(Recorded data)

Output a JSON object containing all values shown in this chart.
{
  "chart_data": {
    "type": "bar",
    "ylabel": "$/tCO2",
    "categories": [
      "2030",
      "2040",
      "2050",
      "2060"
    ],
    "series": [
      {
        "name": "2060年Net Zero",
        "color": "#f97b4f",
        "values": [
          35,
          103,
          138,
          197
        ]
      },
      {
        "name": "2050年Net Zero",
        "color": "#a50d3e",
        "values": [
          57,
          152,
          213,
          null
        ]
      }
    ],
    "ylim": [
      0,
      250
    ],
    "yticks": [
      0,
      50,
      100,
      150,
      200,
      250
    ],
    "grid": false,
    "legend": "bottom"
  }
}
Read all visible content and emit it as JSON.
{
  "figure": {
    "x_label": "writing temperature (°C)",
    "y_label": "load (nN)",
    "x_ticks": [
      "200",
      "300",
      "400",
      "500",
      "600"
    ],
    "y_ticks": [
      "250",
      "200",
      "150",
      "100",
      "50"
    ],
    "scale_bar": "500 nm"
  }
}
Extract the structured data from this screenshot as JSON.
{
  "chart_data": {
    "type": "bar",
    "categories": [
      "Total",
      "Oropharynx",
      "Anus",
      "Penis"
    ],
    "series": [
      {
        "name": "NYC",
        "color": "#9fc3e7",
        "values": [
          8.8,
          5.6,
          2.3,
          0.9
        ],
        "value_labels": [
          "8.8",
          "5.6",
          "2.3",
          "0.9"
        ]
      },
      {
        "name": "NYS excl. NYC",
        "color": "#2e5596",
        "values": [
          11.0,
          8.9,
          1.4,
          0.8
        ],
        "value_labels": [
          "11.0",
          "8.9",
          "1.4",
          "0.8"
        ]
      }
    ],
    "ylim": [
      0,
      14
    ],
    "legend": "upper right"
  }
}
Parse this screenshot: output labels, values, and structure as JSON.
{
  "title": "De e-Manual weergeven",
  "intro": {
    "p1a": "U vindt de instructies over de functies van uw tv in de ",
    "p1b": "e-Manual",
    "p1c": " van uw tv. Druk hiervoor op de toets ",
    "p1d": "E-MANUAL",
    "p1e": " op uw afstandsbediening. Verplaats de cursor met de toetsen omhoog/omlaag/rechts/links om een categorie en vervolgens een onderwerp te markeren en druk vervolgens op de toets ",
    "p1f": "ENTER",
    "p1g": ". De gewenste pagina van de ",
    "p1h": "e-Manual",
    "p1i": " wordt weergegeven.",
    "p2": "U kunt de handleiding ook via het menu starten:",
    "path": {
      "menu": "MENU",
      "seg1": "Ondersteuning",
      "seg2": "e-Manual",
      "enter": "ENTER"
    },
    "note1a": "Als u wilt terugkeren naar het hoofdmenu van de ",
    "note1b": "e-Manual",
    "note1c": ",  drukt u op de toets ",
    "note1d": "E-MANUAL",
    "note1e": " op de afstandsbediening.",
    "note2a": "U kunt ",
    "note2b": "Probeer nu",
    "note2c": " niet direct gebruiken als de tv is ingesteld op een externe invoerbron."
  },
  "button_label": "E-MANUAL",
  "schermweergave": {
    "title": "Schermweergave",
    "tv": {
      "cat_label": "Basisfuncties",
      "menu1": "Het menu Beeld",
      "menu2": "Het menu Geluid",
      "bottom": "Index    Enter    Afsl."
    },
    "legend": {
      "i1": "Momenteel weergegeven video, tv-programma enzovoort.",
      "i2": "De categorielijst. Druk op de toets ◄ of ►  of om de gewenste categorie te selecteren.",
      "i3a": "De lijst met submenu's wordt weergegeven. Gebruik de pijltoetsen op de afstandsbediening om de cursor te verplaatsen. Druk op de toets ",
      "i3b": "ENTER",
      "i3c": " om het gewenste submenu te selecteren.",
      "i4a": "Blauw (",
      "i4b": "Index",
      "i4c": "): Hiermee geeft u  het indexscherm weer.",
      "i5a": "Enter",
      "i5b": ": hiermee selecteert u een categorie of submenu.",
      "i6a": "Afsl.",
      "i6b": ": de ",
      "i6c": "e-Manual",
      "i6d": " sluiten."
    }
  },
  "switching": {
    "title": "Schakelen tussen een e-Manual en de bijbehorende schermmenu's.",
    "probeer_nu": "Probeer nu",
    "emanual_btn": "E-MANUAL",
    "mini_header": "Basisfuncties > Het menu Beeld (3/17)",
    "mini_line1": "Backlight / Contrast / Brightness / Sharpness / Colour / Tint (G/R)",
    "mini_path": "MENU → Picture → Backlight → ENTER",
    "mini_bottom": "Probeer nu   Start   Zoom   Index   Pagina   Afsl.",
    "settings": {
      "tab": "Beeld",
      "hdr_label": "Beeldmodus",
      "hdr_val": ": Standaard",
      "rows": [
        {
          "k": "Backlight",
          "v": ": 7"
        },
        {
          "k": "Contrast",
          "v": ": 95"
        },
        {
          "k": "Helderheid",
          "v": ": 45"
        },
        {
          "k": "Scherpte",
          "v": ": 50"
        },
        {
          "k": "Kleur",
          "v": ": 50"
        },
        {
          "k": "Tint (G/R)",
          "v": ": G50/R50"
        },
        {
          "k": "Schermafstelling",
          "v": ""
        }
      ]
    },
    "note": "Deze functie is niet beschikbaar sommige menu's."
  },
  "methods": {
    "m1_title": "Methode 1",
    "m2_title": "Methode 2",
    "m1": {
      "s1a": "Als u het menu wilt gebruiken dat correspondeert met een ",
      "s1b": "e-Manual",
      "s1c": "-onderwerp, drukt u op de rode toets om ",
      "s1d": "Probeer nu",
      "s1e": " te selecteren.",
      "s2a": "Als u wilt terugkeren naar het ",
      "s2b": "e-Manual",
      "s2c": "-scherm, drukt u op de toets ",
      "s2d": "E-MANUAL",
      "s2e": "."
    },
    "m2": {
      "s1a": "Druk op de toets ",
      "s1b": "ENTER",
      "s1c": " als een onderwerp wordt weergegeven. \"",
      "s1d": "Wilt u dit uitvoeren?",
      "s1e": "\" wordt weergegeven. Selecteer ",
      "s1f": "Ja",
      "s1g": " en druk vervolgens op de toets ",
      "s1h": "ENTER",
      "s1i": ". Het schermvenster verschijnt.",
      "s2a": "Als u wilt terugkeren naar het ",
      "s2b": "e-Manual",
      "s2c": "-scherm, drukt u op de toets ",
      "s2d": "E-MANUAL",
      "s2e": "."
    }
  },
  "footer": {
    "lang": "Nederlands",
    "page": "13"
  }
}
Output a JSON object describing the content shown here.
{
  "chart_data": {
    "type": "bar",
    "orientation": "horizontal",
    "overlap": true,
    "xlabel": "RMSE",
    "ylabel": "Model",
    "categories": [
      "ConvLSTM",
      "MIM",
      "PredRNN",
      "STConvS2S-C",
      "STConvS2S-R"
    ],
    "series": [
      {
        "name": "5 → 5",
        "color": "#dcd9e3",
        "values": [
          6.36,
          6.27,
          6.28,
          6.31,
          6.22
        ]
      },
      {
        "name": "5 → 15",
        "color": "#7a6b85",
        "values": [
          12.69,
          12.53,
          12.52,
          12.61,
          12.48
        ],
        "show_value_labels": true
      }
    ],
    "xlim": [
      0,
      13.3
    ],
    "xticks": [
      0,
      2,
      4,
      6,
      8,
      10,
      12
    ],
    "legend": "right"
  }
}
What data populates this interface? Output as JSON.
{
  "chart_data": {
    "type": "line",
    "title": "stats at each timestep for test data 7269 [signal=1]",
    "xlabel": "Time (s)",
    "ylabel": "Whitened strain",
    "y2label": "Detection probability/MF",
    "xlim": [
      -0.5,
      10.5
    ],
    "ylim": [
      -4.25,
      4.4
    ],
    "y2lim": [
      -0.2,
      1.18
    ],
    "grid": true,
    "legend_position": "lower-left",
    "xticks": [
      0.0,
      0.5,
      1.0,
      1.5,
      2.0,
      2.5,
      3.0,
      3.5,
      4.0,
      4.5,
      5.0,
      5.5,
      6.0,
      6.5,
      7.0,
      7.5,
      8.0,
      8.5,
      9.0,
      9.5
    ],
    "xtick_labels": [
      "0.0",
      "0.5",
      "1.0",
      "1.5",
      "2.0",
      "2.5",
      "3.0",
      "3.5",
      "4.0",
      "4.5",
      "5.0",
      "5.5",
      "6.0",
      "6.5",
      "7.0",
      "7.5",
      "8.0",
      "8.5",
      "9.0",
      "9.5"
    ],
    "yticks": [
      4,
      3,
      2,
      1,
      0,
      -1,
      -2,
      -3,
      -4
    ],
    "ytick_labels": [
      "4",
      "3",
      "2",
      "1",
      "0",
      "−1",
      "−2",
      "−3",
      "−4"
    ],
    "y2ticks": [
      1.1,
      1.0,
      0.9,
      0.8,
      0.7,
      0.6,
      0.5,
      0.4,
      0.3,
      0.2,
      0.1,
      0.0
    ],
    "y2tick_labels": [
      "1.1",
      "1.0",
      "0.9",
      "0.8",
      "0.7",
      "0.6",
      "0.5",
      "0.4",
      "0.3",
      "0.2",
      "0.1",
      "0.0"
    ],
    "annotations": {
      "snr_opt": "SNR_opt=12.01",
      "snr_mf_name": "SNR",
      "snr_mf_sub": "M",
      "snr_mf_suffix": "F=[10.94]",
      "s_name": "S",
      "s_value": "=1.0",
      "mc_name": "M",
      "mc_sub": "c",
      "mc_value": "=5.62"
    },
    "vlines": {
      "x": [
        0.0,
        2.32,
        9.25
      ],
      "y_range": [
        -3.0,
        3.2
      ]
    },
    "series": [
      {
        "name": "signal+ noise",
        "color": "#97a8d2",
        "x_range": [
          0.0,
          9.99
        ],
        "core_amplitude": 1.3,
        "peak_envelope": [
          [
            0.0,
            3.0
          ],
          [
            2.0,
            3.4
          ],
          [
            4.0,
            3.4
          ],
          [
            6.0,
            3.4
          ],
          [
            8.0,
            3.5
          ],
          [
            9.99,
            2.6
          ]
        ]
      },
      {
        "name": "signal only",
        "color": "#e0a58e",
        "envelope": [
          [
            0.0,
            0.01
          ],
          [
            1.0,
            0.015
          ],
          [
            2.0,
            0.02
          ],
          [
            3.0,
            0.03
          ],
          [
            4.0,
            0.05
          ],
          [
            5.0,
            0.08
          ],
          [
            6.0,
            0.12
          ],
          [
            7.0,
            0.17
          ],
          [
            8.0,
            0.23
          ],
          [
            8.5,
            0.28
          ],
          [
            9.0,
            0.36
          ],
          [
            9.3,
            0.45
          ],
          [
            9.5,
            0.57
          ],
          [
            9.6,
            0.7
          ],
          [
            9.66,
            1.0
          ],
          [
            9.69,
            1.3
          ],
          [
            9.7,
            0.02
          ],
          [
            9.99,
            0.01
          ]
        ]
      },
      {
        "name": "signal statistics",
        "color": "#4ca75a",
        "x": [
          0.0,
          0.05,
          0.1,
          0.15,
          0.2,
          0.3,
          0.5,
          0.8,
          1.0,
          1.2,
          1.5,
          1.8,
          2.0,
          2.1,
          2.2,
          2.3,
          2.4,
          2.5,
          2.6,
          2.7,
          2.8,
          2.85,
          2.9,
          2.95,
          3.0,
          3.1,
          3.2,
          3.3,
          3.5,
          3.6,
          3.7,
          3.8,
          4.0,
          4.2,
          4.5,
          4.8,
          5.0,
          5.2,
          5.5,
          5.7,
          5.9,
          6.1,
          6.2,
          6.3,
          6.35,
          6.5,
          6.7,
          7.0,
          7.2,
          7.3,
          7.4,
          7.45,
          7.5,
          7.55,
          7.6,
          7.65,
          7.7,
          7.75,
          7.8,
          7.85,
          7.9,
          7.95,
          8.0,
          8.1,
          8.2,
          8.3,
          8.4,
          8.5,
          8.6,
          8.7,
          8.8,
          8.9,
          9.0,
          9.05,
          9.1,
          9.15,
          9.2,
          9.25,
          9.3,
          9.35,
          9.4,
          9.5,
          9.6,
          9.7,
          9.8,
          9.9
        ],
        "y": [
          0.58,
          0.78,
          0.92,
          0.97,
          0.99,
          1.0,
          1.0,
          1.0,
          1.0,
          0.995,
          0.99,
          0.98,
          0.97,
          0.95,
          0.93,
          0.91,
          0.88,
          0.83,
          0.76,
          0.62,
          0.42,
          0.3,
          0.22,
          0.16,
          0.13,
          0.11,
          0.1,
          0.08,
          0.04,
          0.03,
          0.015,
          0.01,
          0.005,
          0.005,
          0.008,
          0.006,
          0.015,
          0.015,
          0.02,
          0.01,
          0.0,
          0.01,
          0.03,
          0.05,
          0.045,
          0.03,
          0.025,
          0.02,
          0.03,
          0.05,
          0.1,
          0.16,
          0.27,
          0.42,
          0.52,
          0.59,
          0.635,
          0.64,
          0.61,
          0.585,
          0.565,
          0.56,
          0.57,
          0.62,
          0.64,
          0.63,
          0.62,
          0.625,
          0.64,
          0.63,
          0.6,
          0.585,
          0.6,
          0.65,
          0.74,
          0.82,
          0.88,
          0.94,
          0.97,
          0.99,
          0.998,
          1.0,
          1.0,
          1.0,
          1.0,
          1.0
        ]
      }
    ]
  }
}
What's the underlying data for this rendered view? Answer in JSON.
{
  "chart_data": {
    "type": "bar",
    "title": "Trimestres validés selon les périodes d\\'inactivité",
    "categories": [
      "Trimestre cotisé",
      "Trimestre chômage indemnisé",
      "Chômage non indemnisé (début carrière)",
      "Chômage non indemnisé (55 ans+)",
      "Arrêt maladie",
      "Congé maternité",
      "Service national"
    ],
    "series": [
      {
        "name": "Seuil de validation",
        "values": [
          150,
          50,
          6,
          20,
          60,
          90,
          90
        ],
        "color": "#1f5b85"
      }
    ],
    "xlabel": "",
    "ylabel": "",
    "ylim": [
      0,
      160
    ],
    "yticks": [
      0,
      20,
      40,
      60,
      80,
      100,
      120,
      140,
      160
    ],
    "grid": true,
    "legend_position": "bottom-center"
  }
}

Task brief: Show every line in the records above that contains the word "Zero".

Written answer:
        "name": "2060年Net Zero",
        "name": "2050年Net Zero",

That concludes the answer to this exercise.